### [Directions]
Print the entries verbatim, leaving out the images they contain.

------------

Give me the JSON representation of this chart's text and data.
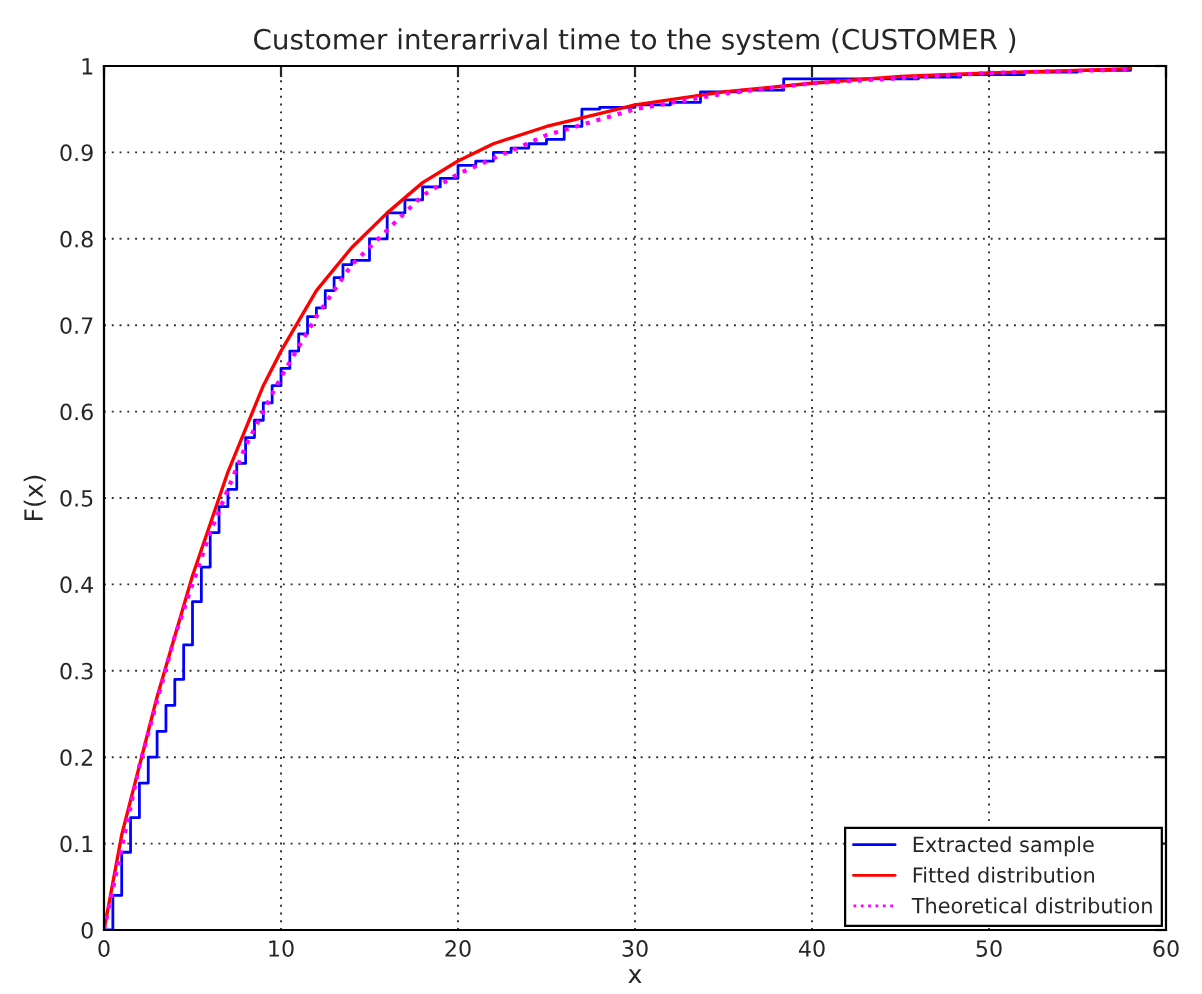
{
  "chart_data": {
    "type": "line",
    "title": "Customer interarrival time to the system (CUSTOMER )",
    "xlabel": "x",
    "ylabel": "F(x)",
    "xlim": [
      0,
      60
    ],
    "xticks": [
      0,
      10,
      20,
      30,
      40,
      50,
      60
    ],
    "ylim": [
      0,
      1
    ],
    "yticks": [
      0,
      0.1,
      0.2,
      0.3,
      0.4,
      0.5,
      0.6,
      0.7,
      0.8,
      0.9,
      1
    ],
    "grid": true,
    "legend": "bottom right",
    "series": [
      {
        "name": "Extracted sample",
        "type": "step",
        "color": "#0000ff",
        "line_style": "solid",
        "x": [
          0,
          0.5,
          1,
          1.5,
          2,
          2.5,
          3,
          3.5,
          4,
          4.5,
          5,
          5.5,
          6,
          6.5,
          7,
          7.5,
          8,
          8.5,
          9,
          9.5,
          10,
          10.5,
          11,
          11.5,
          12,
          12.5,
          13,
          13.5,
          14,
          15,
          16,
          17,
          18,
          19,
          20,
          21,
          22,
          23,
          24,
          25,
          26,
          27,
          28,
          30,
          32,
          33.7,
          36,
          38.4,
          42,
          46,
          48.4,
          52,
          55,
          58
        ],
        "values": [
          0,
          0.04,
          0.09,
          0.13,
          0.17,
          0.2,
          0.23,
          0.26,
          0.29,
          0.33,
          0.38,
          0.42,
          0.46,
          0.49,
          0.51,
          0.54,
          0.57,
          0.59,
          0.61,
          0.63,
          0.65,
          0.67,
          0.69,
          0.71,
          0.72,
          0.74,
          0.755,
          0.77,
          0.775,
          0.8,
          0.83,
          0.845,
          0.86,
          0.87,
          0.885,
          0.89,
          0.9,
          0.905,
          0.91,
          0.915,
          0.93,
          0.95,
          0.952,
          0.955,
          0.958,
          0.97,
          0.972,
          0.985,
          0.985,
          0.987,
          0.99,
          0.993,
          0.995,
          0.998
        ]
      },
      {
        "name": "Fitted distribution",
        "color": "#ff0000",
        "line_style": "solid",
        "x": [
          0,
          1,
          2,
          3,
          4,
          5,
          6,
          7,
          8,
          9,
          10,
          12,
          14,
          16,
          18,
          20,
          22,
          25,
          28,
          30,
          35,
          40,
          45,
          50,
          55,
          58
        ],
        "values": [
          0,
          0.11,
          0.19,
          0.27,
          0.34,
          0.41,
          0.47,
          0.53,
          0.58,
          0.63,
          0.67,
          0.74,
          0.79,
          0.83,
          0.865,
          0.89,
          0.91,
          0.93,
          0.945,
          0.955,
          0.97,
          0.98,
          0.988,
          0.992,
          0.995,
          0.997
        ]
      },
      {
        "name": "Theoretical distribution",
        "color": "#ff00ff",
        "line_style": "dotted",
        "x": [
          0,
          2,
          4,
          6,
          8,
          10,
          12,
          14,
          16,
          18,
          20,
          25,
          30,
          35,
          40,
          50,
          58
        ],
        "values": [
          0,
          0.19,
          0.34,
          0.46,
          0.56,
          0.64,
          0.71,
          0.77,
          0.81,
          0.85,
          0.875,
          0.92,
          0.95,
          0.968,
          0.98,
          0.992,
          0.996
        ]
      }
    ]
  }
}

------------

### [Expected answer]
Give me the JSON representation of this chart's text and data.
{
  "chart_data": {
    "type": "line",
    "title": "Customer interarrival time to the system (CUSTOMER )",
    "xlabel": "x",
    "ylabel": "F(x)",
    "xlim": [
      0,
      60
    ],
    "xticks": [
      0,
      10,
      20,
      30,
      40,
      50,
      60
    ],
    "ylim": [
      0,
      1
    ],
    "yticks": [
      0,
      0.1,
      0.2,
      0.3,
      0.4,
      0.5,
      0.6,
      0.7,
      0.8,
      0.9,
      1
    ],
    "grid": true,
    "legend": "bottom right",
    "series": [
      {
        "name": "Extracted sample",
        "type": "step",
        "color": "#0000ff",
        "line_style": "solid",
        "x": [
          0,
          0.5,
          1,
          1.5,
          2,
          2.5,
          3,
          3.5,
          4,
          4.5,
          5,
          5.5,
          6,
          6.5,
          7,
          7.5,
          8,
          8.5,
          9,
          9.5,
          10,
          10.5,
          11,
          11.5,
          12,
          12.5,
          13,
          13.5,
          14,
          15,
          16,
          17,
          18,
          19,
          20,
          21,
          22,
          23,
          24,
          25,
          26,
          27,
          28,
          30,
          32,
          33.7,
          36,
          38.4,
          42,
          46,
          48.4,
          52,
          55,
          58
        ],
        "values": [
          0,
          0.04,
          0.09,
          0.13,
          0.17,
          0.2,
          0.23,
          0.26,
          0.29,
          0.33,
          0.38,
          0.42,
          0.46,
          0.49,
          0.51,
          0.54,
          0.57,
          0.59,
          0.61,
          0.63,
          0.65,
          0.67,
          0.69,
          0.71,
          0.72,
          0.74,
          0.755,
          0.77,
          0.775,
          0.8,
          0.83,
          0.845,
          0.86,
          0.87,
          0.885,
          0.89,
          0.9,
          0.905,
          0.91,
          0.915,
          0.93,
          0.95,
          0.952,
          0.955,
          0.958,
          0.97,
          0.972,
          0.985,
          0.985,
          0.987,
          0.99,
          0.993,
          0.995,
          0.998
        ]
      },
      {
        "name": "Fitted distribution",
        "color": "#ff0000",
        "line_style": "solid",
        "x": [
          0,
          1,
          2,
          3,
          4,
          5,
          6,
          7,
          8,
          9,
          10,
          12,
          14,
          16,
          18,
          20,
          22,
          25,
          28,
          30,
          35,
          40,
          45,
          50,
          55,
          58
        ],
        "values": [
          0,
          0.11,
          0.19,
          0.27,
          0.34,
          0.41,
          0.47,
          0.53,
          0.58,
          0.63,
          0.67,
          0.74,
          0.79,
          0.83,
          0.865,
          0.89,
          0.91,
          0.93,
          0.945,
          0.955,
          0.97,
          0.98,
          0.988,
          0.992,
          0.995,
          0.997
        ]
      },
      {
        "name": "Theoretical distribution",
        "color": "#ff00ff",
        "line_style": "dotted",
        "x": [
          0,
          2,
          4,
          6,
          8,
          10,
          12,
          14,
          16,
          18,
          20,
          25,
          30,
          35,
          40,
          50,
          58
        ],
        "values": [
          0,
          0.19,
          0.34,
          0.46,
          0.56,
          0.64,
          0.71,
          0.77,
          0.81,
          0.85,
          0.875,
          0.92,
          0.95,
          0.968,
          0.98,
          0.992,
          0.996
        ]
      }
    ]
  }
}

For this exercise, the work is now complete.